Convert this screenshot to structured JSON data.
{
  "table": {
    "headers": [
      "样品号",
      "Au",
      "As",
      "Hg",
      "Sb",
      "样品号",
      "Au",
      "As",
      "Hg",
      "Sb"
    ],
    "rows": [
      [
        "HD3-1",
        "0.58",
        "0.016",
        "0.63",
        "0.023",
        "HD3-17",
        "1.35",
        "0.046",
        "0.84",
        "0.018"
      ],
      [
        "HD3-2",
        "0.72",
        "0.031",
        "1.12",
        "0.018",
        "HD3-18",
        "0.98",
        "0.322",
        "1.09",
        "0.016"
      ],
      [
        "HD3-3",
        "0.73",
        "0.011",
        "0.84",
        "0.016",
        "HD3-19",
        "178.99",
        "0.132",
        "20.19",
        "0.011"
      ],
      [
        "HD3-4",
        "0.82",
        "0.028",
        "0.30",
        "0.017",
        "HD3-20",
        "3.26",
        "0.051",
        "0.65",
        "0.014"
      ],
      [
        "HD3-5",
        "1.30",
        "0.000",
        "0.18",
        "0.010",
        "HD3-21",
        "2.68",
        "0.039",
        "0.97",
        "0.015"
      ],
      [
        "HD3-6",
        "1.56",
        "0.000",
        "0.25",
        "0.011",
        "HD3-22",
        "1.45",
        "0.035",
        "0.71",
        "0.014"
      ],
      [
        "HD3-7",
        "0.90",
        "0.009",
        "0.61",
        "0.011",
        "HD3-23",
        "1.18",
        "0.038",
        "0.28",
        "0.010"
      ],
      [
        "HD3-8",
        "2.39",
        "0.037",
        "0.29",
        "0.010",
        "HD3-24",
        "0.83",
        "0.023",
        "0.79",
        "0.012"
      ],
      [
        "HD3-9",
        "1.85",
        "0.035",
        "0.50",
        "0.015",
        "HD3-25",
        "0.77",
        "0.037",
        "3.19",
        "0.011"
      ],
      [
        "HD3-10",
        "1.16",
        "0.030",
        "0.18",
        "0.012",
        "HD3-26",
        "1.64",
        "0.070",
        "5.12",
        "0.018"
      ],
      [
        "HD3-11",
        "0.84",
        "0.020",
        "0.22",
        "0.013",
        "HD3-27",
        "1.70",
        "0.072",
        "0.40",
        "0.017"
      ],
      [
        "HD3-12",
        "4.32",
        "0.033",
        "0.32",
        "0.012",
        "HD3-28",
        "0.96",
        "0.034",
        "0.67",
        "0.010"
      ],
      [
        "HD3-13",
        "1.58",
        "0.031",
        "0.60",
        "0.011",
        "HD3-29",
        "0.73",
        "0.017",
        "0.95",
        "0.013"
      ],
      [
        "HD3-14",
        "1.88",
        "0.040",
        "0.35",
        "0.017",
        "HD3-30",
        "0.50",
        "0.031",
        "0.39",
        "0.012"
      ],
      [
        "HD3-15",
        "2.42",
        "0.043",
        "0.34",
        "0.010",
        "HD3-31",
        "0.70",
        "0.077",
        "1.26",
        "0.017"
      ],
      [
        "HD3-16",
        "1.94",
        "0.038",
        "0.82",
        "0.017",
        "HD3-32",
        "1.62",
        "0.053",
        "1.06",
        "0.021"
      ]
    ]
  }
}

•••••

Retype the records above exactly.

Convert this screenshot to structured JSON data.
{
  "table": {
    "headers": [
      "样品号",
      "Au",
      "As",
      "Hg",
      "Sb",
      "样品号",
      "Au",
      "As",
      "Hg",
      "Sb"
    ],
    "rows": [
      [
        "HD3-1",
        "0.58",
        "0.016",
        "0.63",
        "0.023",
        "HD3-17",
        "1.35",
        "0.046",
        "0.84",
        "0.018"
      ],
      [
        "HD3-2",
        "0.72",
        "0.031",
        "1.12",
        "0.018",
        "HD3-18",
        "0.98",
        "0.322",
        "1.09",
        "0.016"
      ],
      [
        "HD3-3",
        "0.73",
        "0.011",
        "0.84",
        "0.016",
        "HD3-19",
        "178.99",
        "0.132",
        "20.19",
        "0.011"
      ],
      [
        "HD3-4",
        "0.82",
        "0.028",
        "0.30",
        "0.017",
        "HD3-20",
        "3.26",
        "0.051",
        "0.65",
        "0.014"
      ],
      [
        "HD3-5",
        "1.30",
        "0.000",
        "0.18",
        "0.010",
        "HD3-21",
        "2.68",
        "0.039",
        "0.97",
        "0.015"
      ],
      [
        "HD3-6",
        "1.56",
        "0.000",
        "0.25",
        "0.011",
        "HD3-22",
        "1.45",
        "0.035",
        "0.71",
        "0.014"
      ],
      [
        "HD3-7",
        "0.90",
        "0.009",
        "0.61",
        "0.011",
        "HD3-23",
        "1.18",
        "0.038",
        "0.28",
        "0.010"
      ],
      [
        "HD3-8",
        "2.39",
        "0.037",
        "0.29",
        "0.010",
        "HD3-24",
        "0.83",
        "0.023",
        "0.79",
        "0.012"
      ],
      [
        "HD3-9",
        "1.85",
        "0.035",
        "0.50",
        "0.015",
        "HD3-25",
        "0.77",
        "0.037",
        "3.19",
        "0.011"
      ],
      [
        "HD3-10",
        "1.16",
        "0.030",
        "0.18",
        "0.012",
        "HD3-26",
        "1.64",
        "0.070",
        "5.12",
        "0.018"
      ],
      [
        "HD3-11",
        "0.84",
        "0.020",
        "0.22",
        "0.013",
        "HD3-27",
        "1.70",
        "0.072",
        "0.40",
        "0.017"
      ],
      [
        "HD3-12",
        "4.32",
        "0.033",
        "0.32",
        "0.012",
        "HD3-28",
        "0.96",
        "0.034",
        "0.67",
        "0.010"
      ],
      [
        "HD3-13",
        "1.58",
        "0.031",
        "0.60",
        "0.011",
        "HD3-29",
        "0.73",
        "0.017",
        "0.95",
        "0.013"
      ],
      [
        "HD3-14",
        "1.88",
        "0.040",
        "0.35",
        "0.017",
        "HD3-30",
        "0.50",
        "0.031",
        "0.39",
        "0.012"
      ],
      [
        "HD3-15",
        "2.42",
        "0.043",
        "0.34",
        "0.010",
        "HD3-31",
        "0.70",
        "0.077",
        "1.26",
        "0.017"
      ],
      [
        "HD3-16",
        "1.94",
        "0.038",
        "0.82",
        "0.017",
        "HD3-32",
        "1.62",
        "0.053",
        "1.06",
        "0.021"
      ]
    ]
  }
}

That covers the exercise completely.